>> Begin
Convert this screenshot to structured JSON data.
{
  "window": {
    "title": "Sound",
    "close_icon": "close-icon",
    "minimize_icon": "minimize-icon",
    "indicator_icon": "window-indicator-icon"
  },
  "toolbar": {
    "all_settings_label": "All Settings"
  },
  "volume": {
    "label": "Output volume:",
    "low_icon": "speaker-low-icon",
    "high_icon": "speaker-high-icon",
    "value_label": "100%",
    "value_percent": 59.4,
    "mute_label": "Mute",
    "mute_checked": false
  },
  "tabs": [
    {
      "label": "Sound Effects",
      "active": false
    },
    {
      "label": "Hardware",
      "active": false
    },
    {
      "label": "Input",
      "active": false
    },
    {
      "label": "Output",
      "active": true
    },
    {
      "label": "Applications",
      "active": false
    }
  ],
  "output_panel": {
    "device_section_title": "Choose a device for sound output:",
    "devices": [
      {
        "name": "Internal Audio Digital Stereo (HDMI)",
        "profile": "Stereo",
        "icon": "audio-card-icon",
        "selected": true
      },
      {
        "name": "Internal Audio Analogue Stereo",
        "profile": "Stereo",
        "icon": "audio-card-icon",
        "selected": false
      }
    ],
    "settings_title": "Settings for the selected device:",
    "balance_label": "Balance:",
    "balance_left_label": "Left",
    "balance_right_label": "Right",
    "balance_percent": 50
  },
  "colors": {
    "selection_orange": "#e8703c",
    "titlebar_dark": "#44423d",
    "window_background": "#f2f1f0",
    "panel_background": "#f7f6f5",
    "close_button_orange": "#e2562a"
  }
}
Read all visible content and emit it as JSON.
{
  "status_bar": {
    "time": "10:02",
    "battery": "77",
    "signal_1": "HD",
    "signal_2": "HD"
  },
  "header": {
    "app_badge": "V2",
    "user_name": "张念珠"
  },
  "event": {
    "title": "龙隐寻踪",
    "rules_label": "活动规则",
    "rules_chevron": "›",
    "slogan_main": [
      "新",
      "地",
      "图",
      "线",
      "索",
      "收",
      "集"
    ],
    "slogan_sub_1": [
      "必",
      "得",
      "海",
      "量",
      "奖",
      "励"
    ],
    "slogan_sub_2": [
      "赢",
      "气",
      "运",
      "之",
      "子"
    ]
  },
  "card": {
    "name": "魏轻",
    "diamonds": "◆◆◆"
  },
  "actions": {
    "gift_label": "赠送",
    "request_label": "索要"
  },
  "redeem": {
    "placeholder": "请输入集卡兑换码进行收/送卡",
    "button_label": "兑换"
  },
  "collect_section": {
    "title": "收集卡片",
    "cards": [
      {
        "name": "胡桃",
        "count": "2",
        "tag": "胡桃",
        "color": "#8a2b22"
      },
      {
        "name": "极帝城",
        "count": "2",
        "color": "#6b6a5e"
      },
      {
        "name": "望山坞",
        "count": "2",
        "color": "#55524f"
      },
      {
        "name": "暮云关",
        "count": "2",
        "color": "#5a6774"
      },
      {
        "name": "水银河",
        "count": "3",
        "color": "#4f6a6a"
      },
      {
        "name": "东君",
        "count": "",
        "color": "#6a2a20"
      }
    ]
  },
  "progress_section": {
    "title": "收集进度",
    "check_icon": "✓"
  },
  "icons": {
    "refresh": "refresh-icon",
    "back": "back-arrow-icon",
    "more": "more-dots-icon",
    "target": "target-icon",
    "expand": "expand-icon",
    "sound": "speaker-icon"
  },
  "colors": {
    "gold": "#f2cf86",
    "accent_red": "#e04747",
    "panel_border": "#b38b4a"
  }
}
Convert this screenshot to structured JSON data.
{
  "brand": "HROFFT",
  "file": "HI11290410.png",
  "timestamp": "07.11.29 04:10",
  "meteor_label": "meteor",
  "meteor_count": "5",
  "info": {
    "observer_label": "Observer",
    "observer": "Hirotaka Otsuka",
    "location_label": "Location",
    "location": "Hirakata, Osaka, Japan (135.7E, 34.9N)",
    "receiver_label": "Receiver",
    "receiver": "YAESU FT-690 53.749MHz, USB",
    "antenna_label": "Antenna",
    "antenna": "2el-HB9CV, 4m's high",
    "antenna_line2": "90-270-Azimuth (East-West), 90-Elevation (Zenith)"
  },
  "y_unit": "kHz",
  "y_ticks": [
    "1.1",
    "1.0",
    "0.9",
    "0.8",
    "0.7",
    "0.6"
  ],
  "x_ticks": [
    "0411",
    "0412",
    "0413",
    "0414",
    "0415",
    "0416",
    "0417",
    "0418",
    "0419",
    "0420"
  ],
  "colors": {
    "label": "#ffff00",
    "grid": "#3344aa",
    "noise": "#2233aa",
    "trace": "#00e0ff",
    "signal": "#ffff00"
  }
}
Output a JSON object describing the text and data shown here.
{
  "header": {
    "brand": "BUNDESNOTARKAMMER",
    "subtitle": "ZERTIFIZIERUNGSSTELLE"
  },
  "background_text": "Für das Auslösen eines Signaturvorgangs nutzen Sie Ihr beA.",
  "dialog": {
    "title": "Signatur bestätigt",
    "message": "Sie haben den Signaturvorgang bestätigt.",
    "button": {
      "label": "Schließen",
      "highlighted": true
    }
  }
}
>> End
What the exercise asks
Go through the listing and copy all of it exactly.

Full response
Convert this screenshot to structured JSON data.
{
  "window": {
    "title": "Sound",
    "close_icon": "close-icon",
    "minimize_icon": "minimize-icon",
    "indicator_icon": "window-indicator-icon"
  },
  "toolbar": {
    "all_settings_label": "All Settings"
  },
  "volume": {
    "label": "Output volume:",
    "low_icon": "speaker-low-icon",
    "high_icon": "speaker-high-icon",
    "value_label": "100%",
    "value_percent": 59.4,
    "mute_label": "Mute",
    "mute_checked": false
  },
  "tabs": [
    {
      "label": "Sound Effects",
      "active": false
    },
    {
      "label": "Hardware",
      "active": false
    },
    {
      "label": "Input",
      "active": false
    },
    {
      "label": "Output",
      "active": true
    },
    {
      "label": "Applications",
      "active": false
    }
  ],
  "output_panel": {
    "device_section_title": "Choose a device for sound output:",
    "devices": [
      {
        "name": "Internal Audio Digital Stereo (HDMI)",
        "profile": "Stereo",
        "icon": "audio-card-icon",
        "selected": true
      },
      {
        "name": "Internal Audio Analogue Stereo",
        "profile": "Stereo",
        "icon": "audio-card-icon",
        "selected": false
      }
    ],
    "settings_title": "Settings for the selected device:",
    "balance_label": "Balance:",
    "balance_left_label": "Left",
    "balance_right_label": "Right",
    "balance_percent": 50
  },
  "colors": {
    "selection_orange": "#e8703c",
    "titlebar_dark": "#44423d",
    "window_background": "#f2f1f0",
    "panel_background": "#f7f6f5",
    "close_button_orange": "#e2562a"
  }
}
Read all visible content and emit it as JSON.
{
  "status_bar": {
    "time": "10:02",
    "battery": "77",
    "signal_1": "HD",
    "signal_2": "HD"
  },
  "header": {
    "app_badge": "V2",
    "user_name": "张念珠"
  },
  "event": {
    "title": "龙隐寻踪",
    "rules_label": "活动规则",
    "rules_chevron": "›",
    "slogan_main": [
      "新",
      "地",
      "图",
      "线",
      "索",
      "收",
      "集"
    ],
    "slogan_sub_1": [
      "必",
      "得",
      "海",
      "量",
      "奖",
      "励"
    ],
    "slogan_sub_2": [
      "赢",
      "气",
      "运",
      "之",
      "子"
    ]
  },
  "card": {
    "name": "魏轻",
    "diamonds": "◆◆◆"
  },
  "actions": {
    "gift_label": "赠送",
    "request_label": "索要"
  },
  "redeem": {
    "placeholder": "请输入集卡兑换码进行收/送卡",
    "button_label": "兑换"
  },
  "collect_section": {
    "title": "收集卡片",
    "cards": [
      {
        "name": "胡桃",
        "count": "2",
        "tag": "胡桃",
        "color": "#8a2b22"
      },
      {
        "name": "极帝城",
        "count": "2",
        "color": "#6b6a5e"
      },
      {
        "name": "望山坞",
        "count": "2",
        "color": "#55524f"
      },
      {
        "name": "暮云关",
        "count": "2",
        "color": "#5a6774"
      },
      {
        "name": "水银河",
        "count": "3",
        "color": "#4f6a6a"
      },
      {
        "name": "东君",
        "count": "",
        "color": "#6a2a20"
      }
    ]
  },
  "progress_section": {
    "title": "收集进度",
    "check_icon": "✓"
  },
  "icons": {
    "refresh": "refresh-icon",
    "back": "back-arrow-icon",
    "more": "more-dots-icon",
    "target": "target-icon",
    "expand": "expand-icon",
    "sound": "speaker-icon"
  },
  "colors": {
    "gold": "#f2cf86",
    "accent_red": "#e04747",
    "panel_border": "#b38b4a"
  }
}
Convert this screenshot to structured JSON data.
{
  "brand": "HROFFT",
  "file": "HI11290410.png",
  "timestamp": "07.11.29 04:10",
  "meteor_label": "meteor",
  "meteor_count": "5",
  "info": {
    "observer_label": "Observer",
    "observer": "Hirotaka Otsuka",
    "location_label": "Location",
    "location": "Hirakata, Osaka, Japan (135.7E, 34.9N)",
    "receiver_label": "Receiver",
    "receiver": "YAESU FT-690 53.749MHz, USB",
    "antenna_label": "Antenna",
    "antenna": "2el-HB9CV, 4m's high",
    "antenna_line2": "90-270-Azimuth (East-West), 90-Elevation (Zenith)"
  },
  "y_unit": "kHz",
  "y_ticks": [
    "1.1",
    "1.0",
    "0.9",
    "0.8",
    "0.7",
    "0.6"
  ],
  "x_ticks": [
    "0411",
    "0412",
    "0413",
    "0414",
    "0415",
    "0416",
    "0417",
    "0418",
    "0419",
    "0420"
  ],
  "colors": {
    "label": "#ffff00",
    "grid": "#3344aa",
    "noise": "#2233aa",
    "trace": "#00e0ff",
    "signal": "#ffff00"
  }
}
Output a JSON object describing the text and data shown here.
{
  "header": {
    "brand": "BUNDESNOTARKAMMER",
    "subtitle": "ZERTIFIZIERUNGSSTELLE"
  },
  "background_text": "Für das Auslösen eines Signaturvorgangs nutzen Sie Ihr beA.",
  "dialog": {
    "title": "Signatur bestätigt",
    "message": "Sie haben den Signaturvorgang bestätigt.",
    "button": {
      "label": "Schließen",
      "highlighted": true
    }
  }
}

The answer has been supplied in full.